# Start of MATERIAL FOR THE TASK

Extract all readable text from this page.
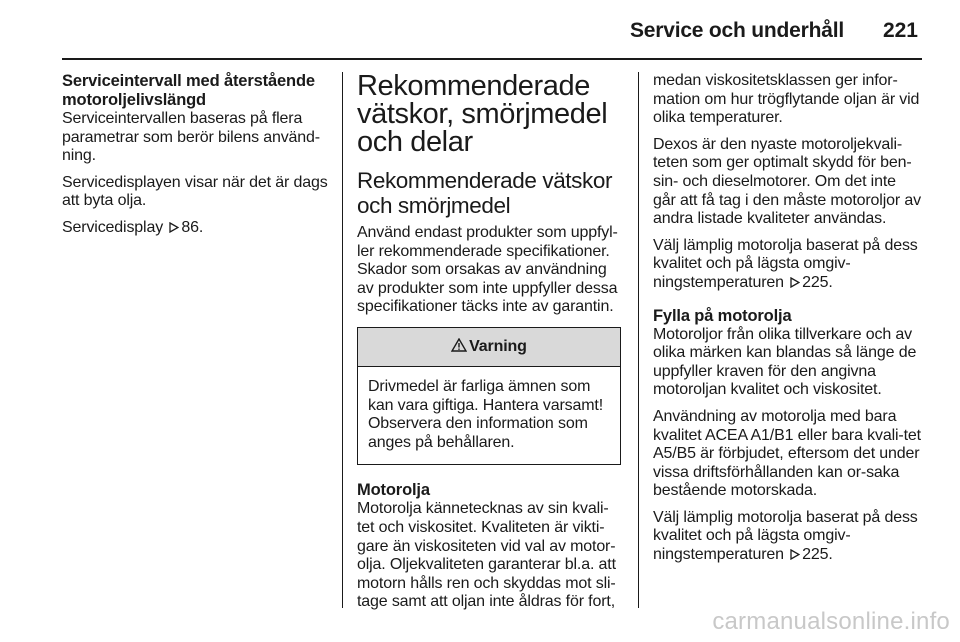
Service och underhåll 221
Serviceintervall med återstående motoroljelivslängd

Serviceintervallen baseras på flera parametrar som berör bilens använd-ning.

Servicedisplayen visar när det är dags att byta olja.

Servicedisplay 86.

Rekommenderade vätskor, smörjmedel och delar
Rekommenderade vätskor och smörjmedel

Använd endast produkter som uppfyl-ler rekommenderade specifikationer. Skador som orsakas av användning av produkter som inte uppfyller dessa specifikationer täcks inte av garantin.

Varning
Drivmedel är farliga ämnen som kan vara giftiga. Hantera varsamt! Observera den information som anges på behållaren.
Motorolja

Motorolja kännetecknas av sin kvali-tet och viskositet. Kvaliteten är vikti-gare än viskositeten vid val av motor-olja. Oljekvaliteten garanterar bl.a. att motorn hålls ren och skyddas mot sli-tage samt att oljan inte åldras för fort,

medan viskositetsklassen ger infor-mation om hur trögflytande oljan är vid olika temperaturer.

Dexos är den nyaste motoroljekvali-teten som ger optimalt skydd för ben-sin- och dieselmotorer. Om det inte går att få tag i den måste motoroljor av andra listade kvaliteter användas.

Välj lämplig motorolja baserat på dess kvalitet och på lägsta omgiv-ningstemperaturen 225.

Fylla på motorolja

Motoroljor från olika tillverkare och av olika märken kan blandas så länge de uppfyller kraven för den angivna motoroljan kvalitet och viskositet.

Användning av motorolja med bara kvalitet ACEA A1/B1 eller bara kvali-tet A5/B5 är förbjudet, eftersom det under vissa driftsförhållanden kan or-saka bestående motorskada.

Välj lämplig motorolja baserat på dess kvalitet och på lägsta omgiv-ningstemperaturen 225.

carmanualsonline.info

# End of MATERIAL FOR THE TASK

WRITTEN INSTRUCTION – Set down the material above as is, without any pictures.

WORKED ANSWER –
Extract all readable text from this page.
Service och underhåll 221
Serviceintervall med återstående motoroljelivslängd

Serviceintervallen baseras på flera parametrar som berör bilens använd-ning.

Servicedisplayen visar när det är dags att byta olja.

Servicedisplay 86.

Rekommenderade vätskor, smörjmedel och delar
Rekommenderade vätskor och smörjmedel

Använd endast produkter som uppfyl-ler rekommenderade specifikationer. Skador som orsakas av användning av produkter som inte uppfyller dessa specifikationer täcks inte av garantin.

Varning
Drivmedel är farliga ämnen som kan vara giftiga. Hantera varsamt! Observera den information som anges på behållaren.
Motorolja

Motorolja kännetecknas av sin kvali-tet och viskositet. Kvaliteten är vikti-gare än viskositeten vid val av motor-olja. Oljekvaliteten garanterar bl.a. att motorn hålls ren och skyddas mot sli-tage samt att oljan inte åldras för fort,

medan viskositetsklassen ger infor-mation om hur trögflytande oljan är vid olika temperaturer.

Dexos är den nyaste motoroljekvali-teten som ger optimalt skydd för ben-sin- och dieselmotorer. Om det inte går att få tag i den måste motoroljor av andra listade kvaliteter användas.

Välj lämplig motorolja baserat på dess kvalitet och på lägsta omgiv-ningstemperaturen 225.

Fylla på motorolja

Motoroljor från olika tillverkare och av olika märken kan blandas så länge de uppfyller kraven för den angivna motoroljan kvalitet och viskositet.

Användning av motorolja med bara kvalitet ACEA A1/B1 eller bara kvali-tet A5/B5 är förbjudet, eftersom det under vissa driftsförhållanden kan or-saka bestående motorskada.

Välj lämplig motorolja baserat på dess kvalitet och på lägsta omgiv-ningstemperaturen 225.

carmanualsonline.info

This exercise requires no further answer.